Prince Harry and Meghan, the Duchess of Sussex, may be keeping plans about their impending baby under wraps, but that hasn’t stopped everyone in Britain from trying to guess the gender and the name of their first child.
If Britain’s bookmakers are to be believed, it’s definitely a girl — and Diana may well be one of her many names.
The William Hill agency closed the betting on the baby’s gender a few days ago after an “avalanche” of bets poured in from people convinced the royal couple is having a girl.
“The secret’s out, as far as we’re concerned,” firm spokesman Rupert Adams said. “It could be because someone somewhere has seen the scan, or someone has heard something.”
While Adams acknowledged there’s always a chance the surge was based on nothing, he said average betting patterns over the years suggest there’s usually some truth in rumours.
So far, Diana is topping the bookmakers’ list as a front-running name — William Hill has put the odds at 4/1. Victoria, Alice, Grace and Elizabeth are close behind, while Albert, Arthur and James are popular guesses for a boy.
“A ridiculous number — 80% of bets taken — are for the name Diana,” Adams said. He said he personally doubts Harry would choose a name that so directly evokes his iconic mother’s tragic death in 1997 but added: “There’s every chance of it being a middle name.”
Carolyn Harris, a royal historian who teaches at the University of Toronto’s School of Continuing Studies, agrees that Diana could be a middle name. That’s what Harry’s brother, Prince William, and his wife Kate did for their daughter, Princess Charlotte (the three-year-old’s full name is Charlotte Elizabeth Diana).
“The choice of Diana as a first name would place a lot of pressure on the royal baby, as the press would constantly compare her to her famous grandmother,” she said.
Harris believes Harry and Meghan may adopt a similar approach to the naming of other recently born royal children lower down the line of succession: Choosing a moniker that’s traditional, but one that doesn’t frequently appear within the royal family.
She also thinks a possible middle name could be Ruth — after one of Meghan’s great-grandmothers, as well as Diana’s maternal grandmother, Lady Ruth Fermoy.
Some observers speculate that Meghan, who has long spoken out about women’s rights, could go for a name that evokes strong women in history — a theory Harris thinks has substance.

■ ■ ■ ■

◆ Check your understanding:
(a) Using the article on betting over the royal baby, say whether each statement agrees with it, answering yes or no and quoting the words that decide it: (i) William Hill stopped accepting bets on the baby's gender; (ii) Rupert Adams expects Harry to pick Diana as the child's first name; (iii) Princess Charlotte has Diana among her names.
(b) Take the article on betting over the royal baby's name further, continuing from its final sentence.

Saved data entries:
■ ■ ■ ■

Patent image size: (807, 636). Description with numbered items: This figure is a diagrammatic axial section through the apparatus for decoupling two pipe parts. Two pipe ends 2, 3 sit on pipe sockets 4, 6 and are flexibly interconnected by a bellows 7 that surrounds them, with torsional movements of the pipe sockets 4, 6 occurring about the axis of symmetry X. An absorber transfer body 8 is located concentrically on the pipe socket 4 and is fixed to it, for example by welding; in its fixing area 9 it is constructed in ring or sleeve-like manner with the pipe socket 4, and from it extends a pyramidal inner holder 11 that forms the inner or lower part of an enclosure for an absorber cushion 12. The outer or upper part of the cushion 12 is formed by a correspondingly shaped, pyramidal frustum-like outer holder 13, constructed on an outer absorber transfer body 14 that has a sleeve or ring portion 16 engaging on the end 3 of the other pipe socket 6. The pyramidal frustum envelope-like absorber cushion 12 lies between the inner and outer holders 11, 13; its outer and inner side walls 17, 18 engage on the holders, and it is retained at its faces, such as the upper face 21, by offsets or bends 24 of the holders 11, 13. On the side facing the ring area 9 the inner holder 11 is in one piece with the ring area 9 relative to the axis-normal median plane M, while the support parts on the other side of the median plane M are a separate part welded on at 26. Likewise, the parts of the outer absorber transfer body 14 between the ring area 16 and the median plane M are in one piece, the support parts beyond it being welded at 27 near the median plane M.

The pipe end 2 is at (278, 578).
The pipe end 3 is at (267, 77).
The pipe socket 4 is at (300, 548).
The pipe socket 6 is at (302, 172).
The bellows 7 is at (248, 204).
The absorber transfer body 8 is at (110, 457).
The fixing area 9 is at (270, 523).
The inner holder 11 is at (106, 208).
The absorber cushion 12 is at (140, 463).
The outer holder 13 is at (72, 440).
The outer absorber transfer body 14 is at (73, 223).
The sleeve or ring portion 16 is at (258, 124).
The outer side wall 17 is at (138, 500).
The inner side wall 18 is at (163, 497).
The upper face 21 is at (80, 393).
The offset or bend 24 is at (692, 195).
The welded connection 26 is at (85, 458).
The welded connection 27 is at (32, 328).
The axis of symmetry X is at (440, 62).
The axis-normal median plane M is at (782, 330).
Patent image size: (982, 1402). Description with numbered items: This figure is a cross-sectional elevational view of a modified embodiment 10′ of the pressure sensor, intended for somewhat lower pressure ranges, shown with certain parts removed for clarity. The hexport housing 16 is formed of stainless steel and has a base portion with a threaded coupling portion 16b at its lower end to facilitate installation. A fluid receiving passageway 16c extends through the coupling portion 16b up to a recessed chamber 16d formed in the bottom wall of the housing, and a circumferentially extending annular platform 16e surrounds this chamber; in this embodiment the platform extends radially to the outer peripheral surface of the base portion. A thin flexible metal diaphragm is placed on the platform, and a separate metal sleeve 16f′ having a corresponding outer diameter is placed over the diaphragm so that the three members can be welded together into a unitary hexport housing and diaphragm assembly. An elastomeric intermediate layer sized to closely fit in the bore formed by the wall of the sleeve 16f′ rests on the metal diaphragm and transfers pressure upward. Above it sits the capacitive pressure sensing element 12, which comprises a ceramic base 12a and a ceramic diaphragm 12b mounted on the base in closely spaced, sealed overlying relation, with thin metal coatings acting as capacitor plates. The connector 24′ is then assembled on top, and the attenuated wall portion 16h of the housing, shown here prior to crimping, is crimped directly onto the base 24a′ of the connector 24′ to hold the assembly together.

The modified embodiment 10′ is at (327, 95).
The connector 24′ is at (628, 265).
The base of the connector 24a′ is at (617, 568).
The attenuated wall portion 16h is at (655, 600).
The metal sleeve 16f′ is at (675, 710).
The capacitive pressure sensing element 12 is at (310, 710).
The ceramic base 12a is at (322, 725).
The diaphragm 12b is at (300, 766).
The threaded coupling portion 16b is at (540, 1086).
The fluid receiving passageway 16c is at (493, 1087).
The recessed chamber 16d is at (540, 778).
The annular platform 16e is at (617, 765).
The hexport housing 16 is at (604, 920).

■ ■ ■ ■

◆ Your written answers:
(a)
(i) Yes: "The William Hill agency closed the betting on the baby’s gender a few days ago"
(ii) No: "He said he personally doubts Harry would choose a name that so directly evokes his iconic mother’s tragic death in 1997"
(iii) Yes: "the three-year-old’s full name is Charlotte Elizabeth Diana"

(b)
“A name associated with prominent female historical figures in Britain and/or the United States is certainly a possibility,” she said. Eleanor, for one, could honour both Eleanor Roosevelt and Eleanor of Aquitaine, queen of England in the 12th century.
Harry and Meghan haven’t announced the baby’s gender or the due date, which is widely believed to be sometime in late April.
The pair declared Thursday they are keeping the birth private and won’t be sharing news about the baby’s arrival until they’ve told family and friends. That has led many to jump to the conclusion that they are planning a home birth at their new residence, Frogmore Cottage, close to Windsor Castle outside of London.
Home birth or not, the scenario will be quite different from the media circus that lasted for days outside the London hospital where their sister-in-law Kate’s three children were born. That will significantly dampen the name and gender betting frenzy, according to William Hill, which reported taking “hundreds of bets a minute” every time palace officials announced that Kate had gone into labour.
Whatever name they choose, the new baby will not automatically have the official title of prince or princess. Those titles were given to all three children of William, the eldest son of Prince Charles, heir to the British throne.
Instead, Harry and Meghan’s baby is expected to be styled the Earl of Dumbarton if a boy and Lady Mountbatten-Windsor if a girl. That said, the child’s great-grandmother, Queen Elizabeth II, could change that if she wants the baby to be a prince or princess.
Harry’s first child will be seventh in line for the throne, bumping down Harry’s uncle, Prince Andrew.